What you need to do — Your task is to print all of the material verbatim.

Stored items
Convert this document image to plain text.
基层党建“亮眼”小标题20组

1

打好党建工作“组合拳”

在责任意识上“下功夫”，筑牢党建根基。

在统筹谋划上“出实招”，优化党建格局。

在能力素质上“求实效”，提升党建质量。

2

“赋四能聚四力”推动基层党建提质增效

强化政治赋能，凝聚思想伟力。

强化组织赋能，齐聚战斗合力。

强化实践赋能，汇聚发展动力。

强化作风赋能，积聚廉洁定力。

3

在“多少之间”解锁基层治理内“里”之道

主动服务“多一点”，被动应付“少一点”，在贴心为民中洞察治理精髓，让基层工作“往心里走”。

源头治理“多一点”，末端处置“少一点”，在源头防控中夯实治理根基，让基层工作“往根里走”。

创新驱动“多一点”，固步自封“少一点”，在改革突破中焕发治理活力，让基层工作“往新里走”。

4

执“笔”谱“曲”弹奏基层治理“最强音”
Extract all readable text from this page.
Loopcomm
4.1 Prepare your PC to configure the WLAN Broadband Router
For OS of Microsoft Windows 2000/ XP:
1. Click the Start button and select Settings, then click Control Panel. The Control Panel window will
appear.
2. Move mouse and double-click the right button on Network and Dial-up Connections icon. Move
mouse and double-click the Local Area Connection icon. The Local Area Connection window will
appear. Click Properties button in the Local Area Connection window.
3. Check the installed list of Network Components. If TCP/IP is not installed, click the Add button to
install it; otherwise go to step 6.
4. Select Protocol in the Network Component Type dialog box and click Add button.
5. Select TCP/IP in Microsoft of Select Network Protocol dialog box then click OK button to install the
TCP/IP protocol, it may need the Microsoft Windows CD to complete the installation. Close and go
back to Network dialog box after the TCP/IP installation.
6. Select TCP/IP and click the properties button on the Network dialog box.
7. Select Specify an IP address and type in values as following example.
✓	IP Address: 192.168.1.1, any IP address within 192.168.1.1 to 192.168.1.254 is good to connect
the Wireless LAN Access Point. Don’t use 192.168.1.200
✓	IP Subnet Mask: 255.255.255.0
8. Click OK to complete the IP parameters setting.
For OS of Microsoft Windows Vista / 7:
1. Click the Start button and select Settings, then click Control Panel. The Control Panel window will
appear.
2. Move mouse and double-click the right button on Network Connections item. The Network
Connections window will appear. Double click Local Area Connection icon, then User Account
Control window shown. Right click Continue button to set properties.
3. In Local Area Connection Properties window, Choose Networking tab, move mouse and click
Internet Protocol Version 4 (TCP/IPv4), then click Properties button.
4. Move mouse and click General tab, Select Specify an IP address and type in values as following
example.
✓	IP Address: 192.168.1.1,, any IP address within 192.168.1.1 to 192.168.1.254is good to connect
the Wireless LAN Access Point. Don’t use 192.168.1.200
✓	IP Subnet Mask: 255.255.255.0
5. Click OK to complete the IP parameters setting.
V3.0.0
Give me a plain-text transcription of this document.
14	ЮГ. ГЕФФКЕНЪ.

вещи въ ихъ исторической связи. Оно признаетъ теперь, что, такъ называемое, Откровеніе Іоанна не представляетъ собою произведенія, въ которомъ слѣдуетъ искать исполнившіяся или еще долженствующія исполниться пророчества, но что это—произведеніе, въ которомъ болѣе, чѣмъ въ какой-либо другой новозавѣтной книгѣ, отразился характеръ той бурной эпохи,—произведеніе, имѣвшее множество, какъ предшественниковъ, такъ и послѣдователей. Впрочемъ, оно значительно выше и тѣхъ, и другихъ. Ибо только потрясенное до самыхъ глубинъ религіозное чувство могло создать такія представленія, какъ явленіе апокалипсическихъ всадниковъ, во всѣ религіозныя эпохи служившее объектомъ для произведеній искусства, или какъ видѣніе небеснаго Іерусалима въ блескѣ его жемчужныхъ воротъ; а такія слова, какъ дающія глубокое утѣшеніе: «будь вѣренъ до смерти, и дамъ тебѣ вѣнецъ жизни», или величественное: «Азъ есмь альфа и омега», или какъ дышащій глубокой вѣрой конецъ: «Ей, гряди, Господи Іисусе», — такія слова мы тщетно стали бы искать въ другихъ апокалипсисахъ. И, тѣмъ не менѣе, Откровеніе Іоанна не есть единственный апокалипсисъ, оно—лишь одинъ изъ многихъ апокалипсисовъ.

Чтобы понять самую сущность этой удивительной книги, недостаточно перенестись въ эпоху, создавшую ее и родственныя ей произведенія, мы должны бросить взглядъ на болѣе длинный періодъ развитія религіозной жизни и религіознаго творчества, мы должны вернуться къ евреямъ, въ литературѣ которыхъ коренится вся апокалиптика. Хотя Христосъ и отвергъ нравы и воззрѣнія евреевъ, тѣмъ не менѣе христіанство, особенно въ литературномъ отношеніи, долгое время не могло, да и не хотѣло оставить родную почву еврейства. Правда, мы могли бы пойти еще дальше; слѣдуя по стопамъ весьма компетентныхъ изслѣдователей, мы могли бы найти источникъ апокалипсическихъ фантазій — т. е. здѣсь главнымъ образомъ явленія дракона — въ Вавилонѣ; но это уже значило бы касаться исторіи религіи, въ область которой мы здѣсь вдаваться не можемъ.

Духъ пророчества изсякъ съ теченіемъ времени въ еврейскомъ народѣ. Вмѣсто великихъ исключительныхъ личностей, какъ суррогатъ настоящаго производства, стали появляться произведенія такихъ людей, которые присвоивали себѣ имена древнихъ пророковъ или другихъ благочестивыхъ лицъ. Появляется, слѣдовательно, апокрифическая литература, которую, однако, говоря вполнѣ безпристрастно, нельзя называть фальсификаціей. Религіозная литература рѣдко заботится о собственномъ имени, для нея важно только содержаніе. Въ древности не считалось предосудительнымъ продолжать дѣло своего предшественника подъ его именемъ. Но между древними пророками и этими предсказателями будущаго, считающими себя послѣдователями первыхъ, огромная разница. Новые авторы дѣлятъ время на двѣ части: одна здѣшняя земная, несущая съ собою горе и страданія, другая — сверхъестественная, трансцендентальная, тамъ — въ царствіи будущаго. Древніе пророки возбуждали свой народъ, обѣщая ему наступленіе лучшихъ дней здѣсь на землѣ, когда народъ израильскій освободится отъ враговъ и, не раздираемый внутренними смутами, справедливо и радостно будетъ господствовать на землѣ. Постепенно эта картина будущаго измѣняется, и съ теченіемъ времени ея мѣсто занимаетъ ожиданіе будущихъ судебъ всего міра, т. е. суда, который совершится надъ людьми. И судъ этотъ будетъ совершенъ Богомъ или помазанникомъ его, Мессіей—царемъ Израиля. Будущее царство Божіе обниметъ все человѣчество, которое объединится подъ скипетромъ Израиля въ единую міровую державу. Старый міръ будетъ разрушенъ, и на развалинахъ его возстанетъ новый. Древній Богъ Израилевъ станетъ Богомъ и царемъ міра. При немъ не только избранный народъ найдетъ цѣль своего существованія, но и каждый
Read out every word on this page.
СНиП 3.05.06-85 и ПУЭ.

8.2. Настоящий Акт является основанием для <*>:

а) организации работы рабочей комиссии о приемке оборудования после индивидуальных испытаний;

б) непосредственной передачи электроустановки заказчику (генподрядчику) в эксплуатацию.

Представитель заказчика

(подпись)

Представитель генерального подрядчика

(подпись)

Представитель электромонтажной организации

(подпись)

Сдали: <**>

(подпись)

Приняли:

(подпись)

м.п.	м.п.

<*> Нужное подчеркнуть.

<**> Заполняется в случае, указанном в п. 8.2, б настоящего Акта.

Result for this exercise —
Convert this document image to plain text.
基层党建“亮眼”小标题20组

1

打好党建工作“组合拳”

在责任意识上“下功夫”，筑牢党建根基。

在统筹谋划上“出实招”，优化党建格局。

在能力素质上“求实效”，提升党建质量。

2

“赋四能聚四力”推动基层党建提质增效

强化政治赋能，凝聚思想伟力。

强化组织赋能，齐聚战斗合力。

强化实践赋能，汇聚发展动力。

强化作风赋能，积聚廉洁定力。

3

在“多少之间”解锁基层治理内“里”之道

主动服务“多一点”，被动应付“少一点”，在贴心为民中洞察治理精髓，让基层工作“往心里走”。

源头治理“多一点”，末端处置“少一点”，在源头防控中夯实治理根基，让基层工作“往根里走”。

创新驱动“多一点”，固步自封“少一点”，在改革突破中焕发治理活力，让基层工作“往新里走”。

4

执“笔”谱“曲”弹奏基层治理“最强音”
Extract all readable text from this page.
Loopcomm
4.1 Prepare your PC to configure the WLAN Broadband Router
For OS of Microsoft Windows 2000/ XP:
1. Click the Start button and select Settings, then click Control Panel. The Control Panel window will
appear.
2. Move mouse and double-click the right button on Network and Dial-up Connections icon. Move
mouse and double-click the Local Area Connection icon. The Local Area Connection window will
appear. Click Properties button in the Local Area Connection window.
3. Check the installed list of Network Components. If TCP/IP is not installed, click the Add button to
install it; otherwise go to step 6.
4. Select Protocol in the Network Component Type dialog box and click Add button.
5. Select TCP/IP in Microsoft of Select Network Protocol dialog box then click OK button to install the
TCP/IP protocol, it may need the Microsoft Windows CD to complete the installation. Close and go
back to Network dialog box after the TCP/IP installation.
6. Select TCP/IP and click the properties button on the Network dialog box.
7. Select Specify an IP address and type in values as following example.
✓	IP Address: 192.168.1.1, any IP address within 192.168.1.1 to 192.168.1.254 is good to connect
the Wireless LAN Access Point. Don’t use 192.168.1.200
✓	IP Subnet Mask: 255.255.255.0
8. Click OK to complete the IP parameters setting.
For OS of Microsoft Windows Vista / 7:
1. Click the Start button and select Settings, then click Control Panel. The Control Panel window will
appear.
2. Move mouse and double-click the right button on Network Connections item. The Network
Connections window will appear. Double click Local Area Connection icon, then User Account
Control window shown. Right click Continue button to set properties.
3. In Local Area Connection Properties window, Choose Networking tab, move mouse and click
Internet Protocol Version 4 (TCP/IPv4), then click Properties button.
4. Move mouse and click General tab, Select Specify an IP address and type in values as following
example.
✓	IP Address: 192.168.1.1,, any IP address within 192.168.1.1 to 192.168.1.254is good to connect
the Wireless LAN Access Point. Don’t use 192.168.1.200
✓	IP Subnet Mask: 255.255.255.0
5. Click OK to complete the IP parameters setting.
V3.0.0
Give me a plain-text transcription of this document.
14	ЮГ. ГЕФФКЕНЪ.

вещи въ ихъ исторической связи. Оно признаетъ теперь, что, такъ называемое, Откровеніе Іоанна не представляетъ собою произведенія, въ которомъ слѣдуетъ искать исполнившіяся или еще долженствующія исполниться пророчества, но что это—произведеніе, въ которомъ болѣе, чѣмъ въ какой-либо другой новозавѣтной книгѣ, отразился характеръ той бурной эпохи,—произведеніе, имѣвшее множество, какъ предшественниковъ, такъ и послѣдователей. Впрочемъ, оно значительно выше и тѣхъ, и другихъ. Ибо только потрясенное до самыхъ глубинъ религіозное чувство могло создать такія представленія, какъ явленіе апокалипсическихъ всадниковъ, во всѣ религіозныя эпохи служившее объектомъ для произведеній искусства, или какъ видѣніе небеснаго Іерусалима въ блескѣ его жемчужныхъ воротъ; а такія слова, какъ дающія глубокое утѣшеніе: «будь вѣренъ до смерти, и дамъ тебѣ вѣнецъ жизни», или величественное: «Азъ есмь альфа и омега», или какъ дышащій глубокой вѣрой конецъ: «Ей, гряди, Господи Іисусе», — такія слова мы тщетно стали бы искать въ другихъ апокалипсисахъ. И, тѣмъ не менѣе, Откровеніе Іоанна не есть единственный апокалипсисъ, оно—лишь одинъ изъ многихъ апокалипсисовъ.

Чтобы понять самую сущность этой удивительной книги, недостаточно перенестись въ эпоху, создавшую ее и родственныя ей произведенія, мы должны бросить взглядъ на болѣе длинный періодъ развитія религіозной жизни и религіознаго творчества, мы должны вернуться къ евреямъ, въ литературѣ которыхъ коренится вся апокалиптика. Хотя Христосъ и отвергъ нравы и воззрѣнія евреевъ, тѣмъ не менѣе христіанство, особенно въ литературномъ отношеніи, долгое время не могло, да и не хотѣло оставить родную почву еврейства. Правда, мы могли бы пойти еще дальше; слѣдуя по стопамъ весьма компетентныхъ изслѣдователей, мы могли бы найти источникъ апокалипсическихъ фантазій — т. е. здѣсь главнымъ образомъ явленія дракона — въ Вавилонѣ; но это уже значило бы касаться исторіи религіи, въ область которой мы здѣсь вдаваться не можемъ.

Духъ пророчества изсякъ съ теченіемъ времени въ еврейскомъ народѣ. Вмѣсто великихъ исключительныхъ личностей, какъ суррогатъ настоящаго производства, стали появляться произведенія такихъ людей, которые присвоивали себѣ имена древнихъ пророковъ или другихъ благочестивыхъ лицъ. Появляется, слѣдовательно, апокрифическая литература, которую, однако, говоря вполнѣ безпристрастно, нельзя называть фальсификаціей. Религіозная литература рѣдко заботится о собственномъ имени, для нея важно только содержаніе. Въ древности не считалось предосудительнымъ продолжать дѣло своего предшественника подъ его именемъ. Но между древними пророками и этими предсказателями будущаго, считающими себя послѣдователями первыхъ, огромная разница. Новые авторы дѣлятъ время на двѣ части: одна здѣшняя земная, несущая съ собою горе и страданія, другая — сверхъестественная, трансцендентальная, тамъ — въ царствіи будущаго. Древніе пророки возбуждали свой народъ, обѣщая ему наступленіе лучшихъ дней здѣсь на землѣ, когда народъ израильскій освободится отъ враговъ и, не раздираемый внутренними смутами, справедливо и радостно будетъ господствовать на землѣ. Постепенно эта картина будущаго измѣняется, и съ теченіемъ времени ея мѣсто занимаетъ ожиданіе будущихъ судебъ всего міра, т. е. суда, который совершится надъ людьми. И судъ этотъ будетъ совершенъ Богомъ или помазанникомъ его, Мессіей—царемъ Израиля. Будущее царство Божіе обниметъ все человѣчество, которое объединится подъ скипетромъ Израиля въ единую міровую державу. Старый міръ будетъ разрушенъ, и на развалинахъ его возстанетъ новый. Древній Богъ Израилевъ станетъ Богомъ и царемъ міра. При немъ не только избранный народъ найдетъ цѣль своего существованія, но и каждый
Read out every word on this page.
СНиП 3.05.06-85 и ПУЭ.

8.2. Настоящий Акт является основанием для <*>:

а) организации работы рабочей комиссии о приемке оборудования после индивидуальных испытаний;

б) непосредственной передачи электроустановки заказчику (генподрядчику) в эксплуатацию.

Представитель заказчика

(подпись)

Представитель генерального подрядчика

(подпись)

Представитель электромонтажной организации

(подпись)

Сдали: <**>

(подпись)

Приняли:

(подпись)

м.п.	м.п.

<*> Нужное подчеркнуть.

<**> Заполняется в случае, указанном в п. 8.2, б настоящего Акта.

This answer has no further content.